▶ **Problem statement**
Check every line of the entries below for the word "this", and copy the ones that have it.

(begin)

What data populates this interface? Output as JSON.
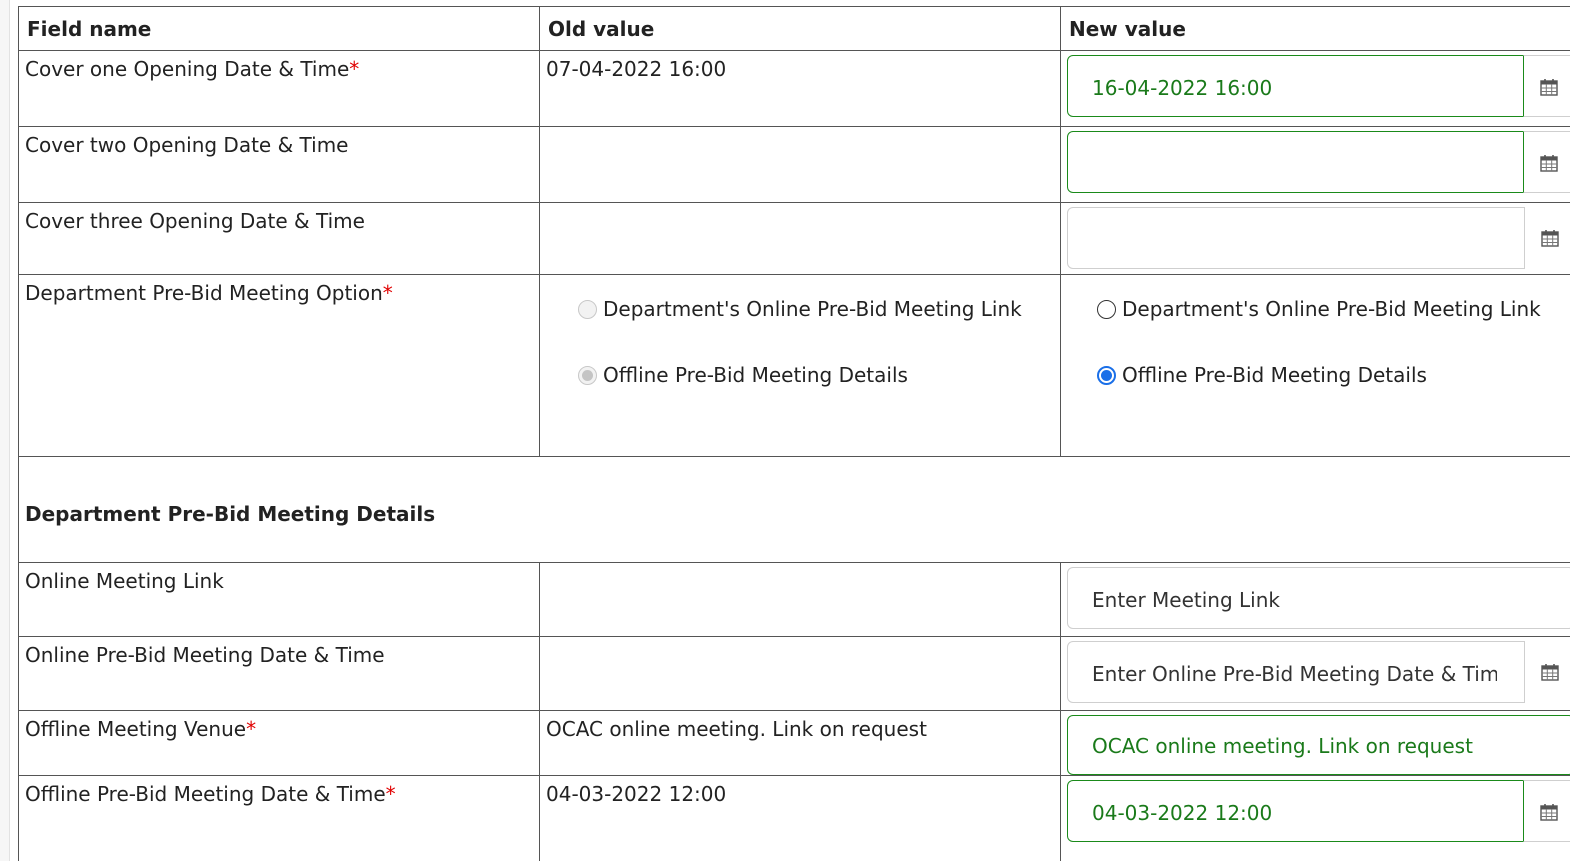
{
  "table": {
    "headers": {
      "field": "Field name",
      "old": "Old value",
      "new": "New value"
    },
    "rows": {
      "cover1": {
        "label": "Cover one Opening Date & Time",
        "required": "*",
        "old": "07-04-2022 16:00",
        "new": "16-04-2022 16:00"
      },
      "cover2": {
        "label": "Cover two Opening Date & Time",
        "old": "",
        "new": ""
      },
      "cover3": {
        "label": "Cover three Opening Date & Time",
        "old": "",
        "new": ""
      },
      "prebid_option": {
        "label": "Department Pre-Bid Meeting Option",
        "required": "*",
        "options": [
          "Department's Online Pre-Bid Meeting Link",
          "Offline Pre-Bid Meeting Details"
        ],
        "old_selected": "Offline Pre-Bid Meeting Details",
        "new_selected": "Offline Pre-Bid Meeting Details"
      },
      "section": {
        "title": "Department Pre-Bid Meeting Details"
      },
      "online_link": {
        "label": "Online Meeting Link",
        "old": "",
        "placeholder": "Enter Meeting Link"
      },
      "online_datetime": {
        "label": "Online Pre-Bid Meeting Date & Time",
        "old": "",
        "placeholder": "Enter Online Pre-Bid Meeting Date & Time"
      },
      "offline_venue": {
        "label": "Offline Meeting Venue",
        "required": "*",
        "old": "OCAC online meeting. Link on request",
        "new": "OCAC online meeting. Link on request"
      },
      "offline_datetime": {
        "label": "Offline Pre-Bid Meeting Date & Time",
        "required": "*",
        "old": "04-03-2022 12:00",
        "new": "04-03-2022 12:00"
      }
    }
  },
  "icons": {
    "calendar": "calendar-icon"
  },
  "colors": {
    "required": "#e00000",
    "valid_border": "#1a8a1a",
    "radio_selected": "#1a6fe8"
  }
}
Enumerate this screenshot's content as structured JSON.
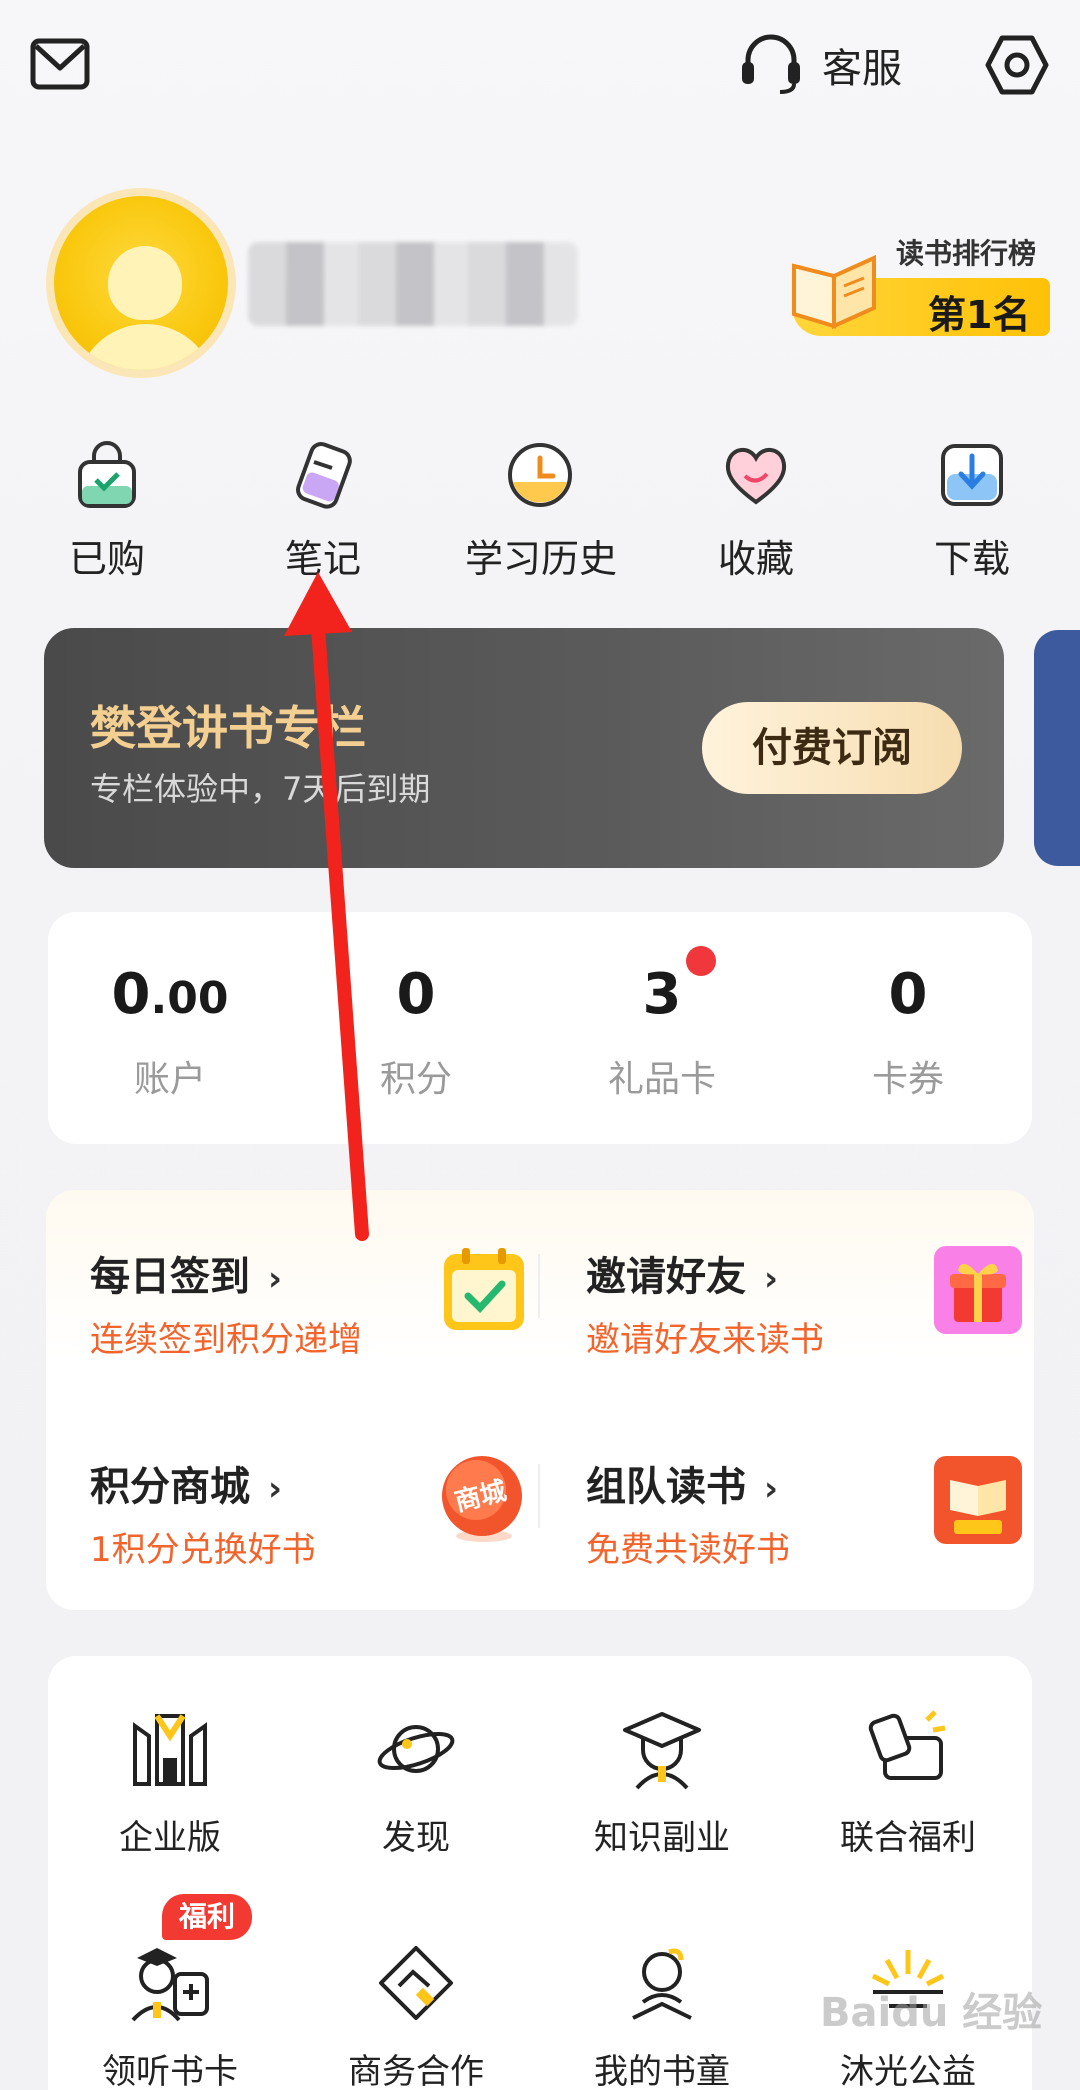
{
  "topbar": {
    "service_label": "客服"
  },
  "profile": {
    "rank_title": "读书排行榜",
    "rank_value": "第1名"
  },
  "quick_actions": [
    {
      "label": "已购",
      "icon": "shopping-bag-icon"
    },
    {
      "label": "笔记",
      "icon": "note-pen-icon"
    },
    {
      "label": "学习历史",
      "icon": "clock-icon"
    },
    {
      "label": "收藏",
      "icon": "heart-icon"
    },
    {
      "label": "下载",
      "icon": "download-icon"
    }
  ],
  "column": {
    "title": "樊登讲书专栏",
    "subtitle": "专栏体验中，7天后到期",
    "button_label": "付费订阅"
  },
  "stats": [
    {
      "value_int": "0",
      "value_dec": ".00",
      "label": "账户"
    },
    {
      "value_int": "0",
      "value_dec": "",
      "label": "积分"
    },
    {
      "value_int": "3",
      "value_dec": "",
      "label": "礼品卡"
    },
    {
      "value_int": "0",
      "value_dec": "",
      "label": "卡券"
    }
  ],
  "tasks": [
    {
      "title": "每日签到",
      "subtitle": "连续签到积分递增",
      "icon": "calendar-check-icon"
    },
    {
      "title": "邀请好友",
      "subtitle": "邀请好友来读书",
      "icon": "gift-box-icon"
    },
    {
      "title": "积分商城",
      "subtitle": "1积分兑换好书",
      "icon": "mall-badge-icon",
      "badge_text": "商城"
    },
    {
      "title": "组队读书",
      "subtitle": "免费共读好书",
      "icon": "book-stand-icon"
    }
  ],
  "services": [
    {
      "label": "企业版",
      "icon": "enterprise-icon"
    },
    {
      "label": "发现",
      "icon": "planet-icon"
    },
    {
      "label": "知识副业",
      "icon": "graduate-icon"
    },
    {
      "label": "联合福利",
      "icon": "coupon-icon"
    },
    {
      "label": "领听书卡",
      "icon": "doctor-card-icon"
    },
    {
      "label": "商务合作",
      "icon": "handshake-icon"
    },
    {
      "label": "我的书童",
      "icon": "reader-icon"
    },
    {
      "label": "沐光公益",
      "icon": "sunrise-icon"
    }
  ],
  "welfare_badge": "福利",
  "watermark": "Baidu 经验",
  "colors": {
    "accent_orange": "#f2642c",
    "gold": "#f3cf92",
    "yellow": "#ffc107",
    "red": "#f0383c"
  }
}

(end)

▶ **Right answer**
What data populates this interface? Output as JSON.
Enumerate this screenshot's content as structured JSON.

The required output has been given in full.